**Instructions for the task**. Across the entries below, how many lines contain the word "Evapotranspiración"? Give the number alone.

**Listed entries**.
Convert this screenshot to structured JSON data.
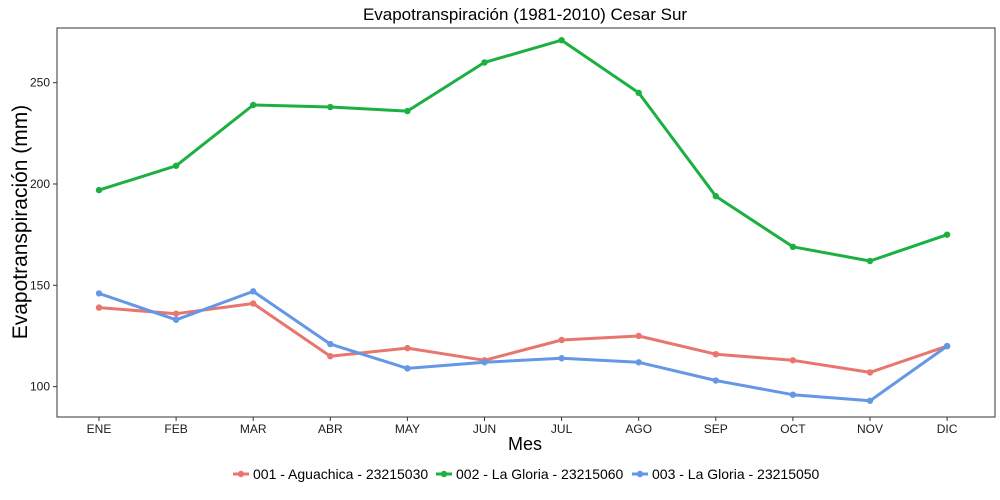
{
  "chart_data": {
    "type": "line",
    "title": "Evapotranspiración (1981-2010)  Cesar Sur",
    "xlabel": "Mes",
    "ylabel": "Evapotranspiración  (mm)",
    "categories": [
      "ENE",
      "FEB",
      "MAR",
      "ABR",
      "MAY",
      "JUN",
      "JUL",
      "AGO",
      "SEP",
      "OCT",
      "NOV",
      "DIC"
    ],
    "ylim": [
      85,
      277
    ],
    "yticks": [
      100,
      150,
      200,
      250
    ],
    "grid": false,
    "legend_position": "bottom",
    "series": [
      {
        "name": "001 - Aguachica - 23215030",
        "color": "#e8766f",
        "values": [
          139,
          136,
          141,
          115,
          119,
          113,
          123,
          125,
          116,
          113,
          107,
          120
        ]
      },
      {
        "name": "002 - La Gloria - 23215060",
        "color": "#1cb043",
        "values": [
          197,
          209,
          239,
          238,
          236,
          260,
          271,
          245,
          194,
          169,
          162,
          175
        ]
      },
      {
        "name": "003 - La Gloria - 23215050",
        "color": "#6597e7",
        "values": [
          146,
          133,
          147,
          121,
          109,
          112,
          114,
          112,
          103,
          96,
          93,
          120
        ]
      }
    ]
  }
}
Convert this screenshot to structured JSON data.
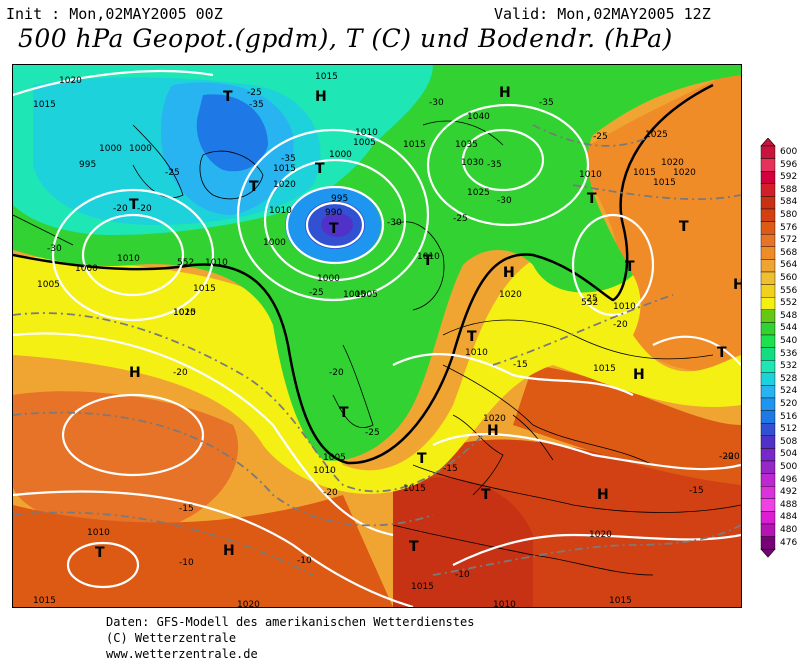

**Exercise answer**. 2